▸ **Provided data**
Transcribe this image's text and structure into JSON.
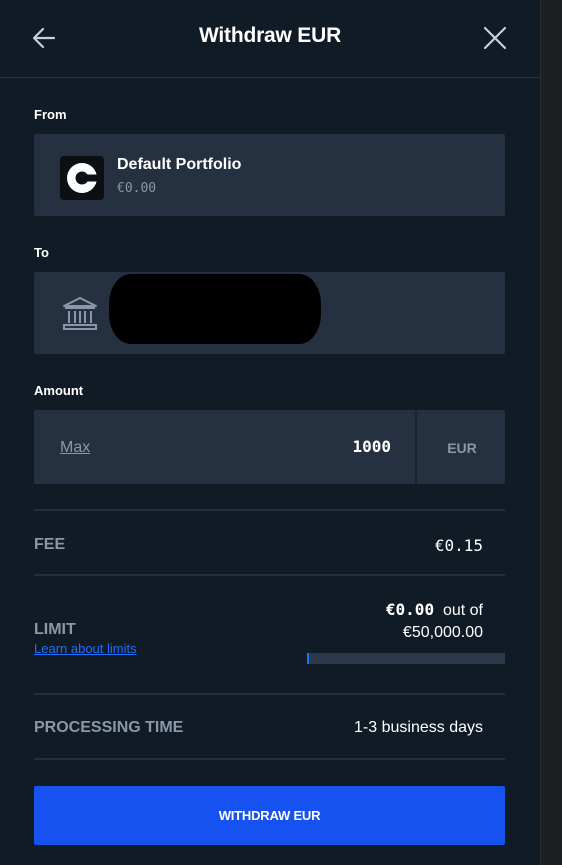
{
  "header": {
    "title": "Withdraw EUR",
    "back_icon": "arrow-left-icon",
    "close_icon": "close-icon"
  },
  "from": {
    "label": "From",
    "portfolio_name": "Default Portfolio",
    "balance": "€0.00",
    "logo_icon": "coinbase-logo"
  },
  "to": {
    "label": "To",
    "bank_icon": "bank-icon"
  },
  "amount": {
    "label": "Amount",
    "max_label": "Max",
    "value": "1000",
    "currency": "EUR"
  },
  "fee": {
    "label": "FEE",
    "value": "€0.15"
  },
  "limit": {
    "label": "LIMIT",
    "link": "Learn about limits",
    "used": "€0.00",
    "out_of": "out of",
    "total": "€50,000.00",
    "used_fraction": 0
  },
  "processing": {
    "label": "PROCESSING TIME",
    "value": "1-3 business days"
  },
  "action": {
    "button_label": "WITHDRAW EUR"
  },
  "colors": {
    "background": "#111b26",
    "card": "#253140",
    "accent": "#1652f0",
    "link": "#1b6fff",
    "muted": "#8a97a8"
  }
}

▸ **The task**
Each line in the records above should be reproduced exactly; images are not copied.

▸ **The response**
Transcribe this image's text and structure into JSON.
{
  "header": {
    "title": "Withdraw EUR",
    "back_icon": "arrow-left-icon",
    "close_icon": "close-icon"
  },
  "from": {
    "label": "From",
    "portfolio_name": "Default Portfolio",
    "balance": "€0.00",
    "logo_icon": "coinbase-logo"
  },
  "to": {
    "label": "To",
    "bank_icon": "bank-icon"
  },
  "amount": {
    "label": "Amount",
    "max_label": "Max",
    "value": "1000",
    "currency": "EUR"
  },
  "fee": {
    "label": "FEE",
    "value": "€0.15"
  },
  "limit": {
    "label": "LIMIT",
    "link": "Learn about limits",
    "used": "€0.00",
    "out_of": "out of",
    "total": "€50,000.00",
    "used_fraction": 0
  },
  "processing": {
    "label": "PROCESSING TIME",
    "value": "1-3 business days"
  },
  "action": {
    "button_label": "WITHDRAW EUR"
  },
  "colors": {
    "background": "#111b26",
    "card": "#253140",
    "accent": "#1652f0",
    "link": "#1b6fff",
    "muted": "#8a97a8"
  }
}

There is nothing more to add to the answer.